Task directions: Make an exact copy of all the entries below, with the pictures left out.

Records for processing:
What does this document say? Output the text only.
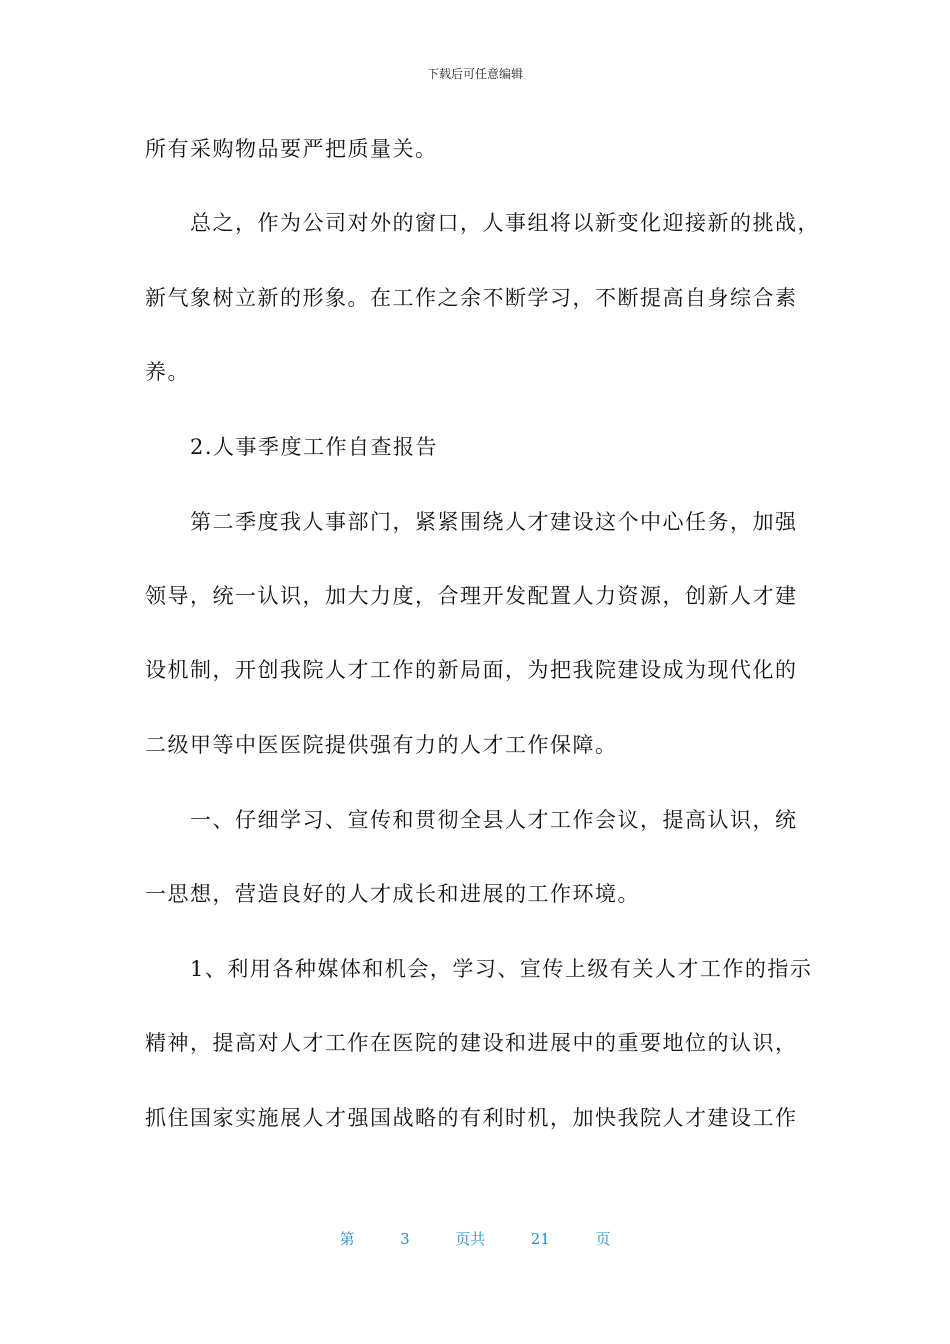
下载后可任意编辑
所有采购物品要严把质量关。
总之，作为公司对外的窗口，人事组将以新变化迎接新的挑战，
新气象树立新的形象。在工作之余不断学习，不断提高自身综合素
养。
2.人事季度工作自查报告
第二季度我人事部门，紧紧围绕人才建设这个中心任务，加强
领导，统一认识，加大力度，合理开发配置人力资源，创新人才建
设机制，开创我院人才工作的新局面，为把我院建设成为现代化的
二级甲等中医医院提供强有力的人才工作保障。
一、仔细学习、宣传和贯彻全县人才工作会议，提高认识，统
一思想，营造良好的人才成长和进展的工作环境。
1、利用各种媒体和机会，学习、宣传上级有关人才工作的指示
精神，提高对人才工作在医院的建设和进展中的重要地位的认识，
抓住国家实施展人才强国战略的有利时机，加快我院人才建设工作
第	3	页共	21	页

Finished answer:
What does this document say? Output the text only.
下载后可任意编辑
所有采购物品要严把质量关。
总之，作为公司对外的窗口，人事组将以新变化迎接新的挑战，
新气象树立新的形象。在工作之余不断学习，不断提高自身综合素
养。
2.人事季度工作自查报告
第二季度我人事部门，紧紧围绕人才建设这个中心任务，加强
领导，统一认识，加大力度，合理开发配置人力资源，创新人才建
设机制，开创我院人才工作的新局面，为把我院建设成为现代化的
二级甲等中医医院提供强有力的人才工作保障。
一、仔细学习、宣传和贯彻全县人才工作会议，提高认识，统
一思想，营造良好的人才成长和进展的工作环境。
1、利用各种媒体和机会，学习、宣传上级有关人才工作的指示
精神，提高对人才工作在医院的建设和进展中的重要地位的认识，
抓住国家实施展人才强国战略的有利时机，加快我院人才建设工作
第	3	页共	21	页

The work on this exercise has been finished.